### Given problem
Repeat exactly each line of the data provided below.

### Data records
++++
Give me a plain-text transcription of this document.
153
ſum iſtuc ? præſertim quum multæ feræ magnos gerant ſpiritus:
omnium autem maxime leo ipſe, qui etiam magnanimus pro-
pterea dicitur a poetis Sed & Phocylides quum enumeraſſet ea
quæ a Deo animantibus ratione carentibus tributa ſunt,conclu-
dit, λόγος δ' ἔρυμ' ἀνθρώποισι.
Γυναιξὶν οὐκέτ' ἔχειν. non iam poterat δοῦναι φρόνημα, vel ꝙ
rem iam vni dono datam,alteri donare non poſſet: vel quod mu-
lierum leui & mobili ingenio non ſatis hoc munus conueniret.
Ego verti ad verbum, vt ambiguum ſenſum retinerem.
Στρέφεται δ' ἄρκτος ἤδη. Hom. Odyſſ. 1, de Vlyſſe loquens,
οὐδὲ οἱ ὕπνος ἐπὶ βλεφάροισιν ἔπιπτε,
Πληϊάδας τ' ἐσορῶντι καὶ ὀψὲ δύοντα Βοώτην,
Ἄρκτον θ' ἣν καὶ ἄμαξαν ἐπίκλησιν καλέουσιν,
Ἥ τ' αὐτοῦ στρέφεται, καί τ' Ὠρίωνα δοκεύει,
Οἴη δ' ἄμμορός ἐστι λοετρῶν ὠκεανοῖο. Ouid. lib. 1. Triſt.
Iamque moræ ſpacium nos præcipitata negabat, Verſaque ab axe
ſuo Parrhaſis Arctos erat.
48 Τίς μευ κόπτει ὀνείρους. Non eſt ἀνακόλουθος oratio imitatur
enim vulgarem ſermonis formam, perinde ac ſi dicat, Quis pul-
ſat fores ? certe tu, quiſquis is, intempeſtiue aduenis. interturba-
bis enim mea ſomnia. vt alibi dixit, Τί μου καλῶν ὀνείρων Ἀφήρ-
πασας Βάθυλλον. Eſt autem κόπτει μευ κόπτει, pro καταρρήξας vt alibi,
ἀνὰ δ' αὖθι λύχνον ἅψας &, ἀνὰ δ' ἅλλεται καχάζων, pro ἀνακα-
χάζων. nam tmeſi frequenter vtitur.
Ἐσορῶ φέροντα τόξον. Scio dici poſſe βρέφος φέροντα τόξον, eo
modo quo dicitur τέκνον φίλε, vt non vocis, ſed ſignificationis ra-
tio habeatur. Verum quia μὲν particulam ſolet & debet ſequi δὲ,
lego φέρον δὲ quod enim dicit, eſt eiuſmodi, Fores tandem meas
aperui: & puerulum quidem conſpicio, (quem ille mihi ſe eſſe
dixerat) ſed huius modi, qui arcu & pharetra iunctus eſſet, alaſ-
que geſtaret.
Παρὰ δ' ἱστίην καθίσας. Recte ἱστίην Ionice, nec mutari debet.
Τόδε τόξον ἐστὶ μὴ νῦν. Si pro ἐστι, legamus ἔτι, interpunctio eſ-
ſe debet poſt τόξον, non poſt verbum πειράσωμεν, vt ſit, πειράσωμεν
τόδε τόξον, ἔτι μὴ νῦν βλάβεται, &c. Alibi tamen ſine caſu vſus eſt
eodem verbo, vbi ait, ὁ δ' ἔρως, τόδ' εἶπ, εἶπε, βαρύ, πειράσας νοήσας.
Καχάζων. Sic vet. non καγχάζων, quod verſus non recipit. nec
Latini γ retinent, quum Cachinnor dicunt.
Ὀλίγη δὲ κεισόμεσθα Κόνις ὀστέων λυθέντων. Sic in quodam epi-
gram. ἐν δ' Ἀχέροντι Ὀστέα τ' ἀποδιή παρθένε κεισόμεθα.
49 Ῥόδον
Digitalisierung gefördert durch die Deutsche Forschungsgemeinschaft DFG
++++
### Exercise output
Give me a plain-text transcription of this document.
153
ſum iſtuc ? præſertim quum multæ feræ magnos gerant ſpiritus:
omnium autem maxime leo ipſe, qui etiam magnanimus pro-
pterea dicitur a poetis Sed & Phocylides quum enumeraſſet ea
quæ a Deo animantibus ratione carentibus tributa ſunt,conclu-
dit, λόγος δ' ἔρυμ' ἀνθρώποισι.
Γυναιξὶν οὐκέτ' ἔχειν. non iam poterat δοῦναι φρόνημα, vel ꝙ
rem iam vni dono datam,alteri donare non poſſet: vel quod mu-
lierum leui & mobili ingenio non ſatis hoc munus conueniret.
Ego verti ad verbum, vt ambiguum ſenſum retinerem.
Στρέφεται δ' ἄρκτος ἤδη. Hom. Odyſſ. 1, de Vlyſſe loquens,
οὐδὲ οἱ ὕπνος ἐπὶ βλεφάροισιν ἔπιπτε,
Πληϊάδας τ' ἐσορῶντι καὶ ὀψὲ δύοντα Βοώτην,
Ἄρκτον θ' ἣν καὶ ἄμαξαν ἐπίκλησιν καλέουσιν,
Ἥ τ' αὐτοῦ στρέφεται, καί τ' Ὠρίωνα δοκεύει,
Οἴη δ' ἄμμορός ἐστι λοετρῶν ὠκεανοῖο. Ouid. lib. 1. Triſt.
Iamque moræ ſpacium nos præcipitata negabat, Verſaque ab axe
ſuo Parrhaſis Arctos erat.
48 Τίς μευ κόπτει ὀνείρους. Non eſt ἀνακόλουθος oratio imitatur
enim vulgarem ſermonis formam, perinde ac ſi dicat, Quis pul-
ſat fores ? certe tu, quiſquis is, intempeſtiue aduenis. interturba-
bis enim mea ſomnia. vt alibi dixit, Τί μου καλῶν ὀνείρων Ἀφήρ-
πασας Βάθυλλον. Eſt autem κόπτει μευ κόπτει, pro καταρρήξας vt alibi,
ἀνὰ δ' αὖθι λύχνον ἅψας &, ἀνὰ δ' ἅλλεται καχάζων, pro ἀνακα-
χάζων. nam tmeſi frequenter vtitur.
Ἐσορῶ φέροντα τόξον. Scio dici poſſe βρέφος φέροντα τόξον, eo
modo quo dicitur τέκνον φίλε, vt non vocis, ſed ſignificationis ra-
tio habeatur. Verum quia μὲν particulam ſolet & debet ſequi δὲ,
lego φέρον δὲ quod enim dicit, eſt eiuſmodi, Fores tandem meas
aperui: & puerulum quidem conſpicio, (quem ille mihi ſe eſſe
dixerat) ſed huius modi, qui arcu & pharetra iunctus eſſet, alaſ-
que geſtaret.
Παρὰ δ' ἱστίην καθίσας. Recte ἱστίην Ionice, nec mutari debet.
Τόδε τόξον ἐστὶ μὴ νῦν. Si pro ἐστι, legamus ἔτι, interpunctio eſ-
ſe debet poſt τόξον, non poſt verbum πειράσωμεν, vt ſit, πειράσωμεν
τόδε τόξον, ἔτι μὴ νῦν βλάβεται, &c. Alibi tamen ſine caſu vſus eſt
eodem verbo, vbi ait, ὁ δ' ἔρως, τόδ' εἶπ, εἶπε, βαρύ, πειράσας νοήσας.
Καχάζων. Sic vet. non καγχάζων, quod verſus non recipit. nec
Latini γ retinent, quum Cachinnor dicunt.
Ὀλίγη δὲ κεισόμεσθα Κόνις ὀστέων λυθέντων. Sic in quodam epi-
gram. ἐν δ' Ἀχέροντι Ὀστέα τ' ἀποδιή παρθένε κεισόμεθα.
49 Ῥόδον
Digitalisierung gefördert durch die Deutsche Forschungsgemeinschaft DFG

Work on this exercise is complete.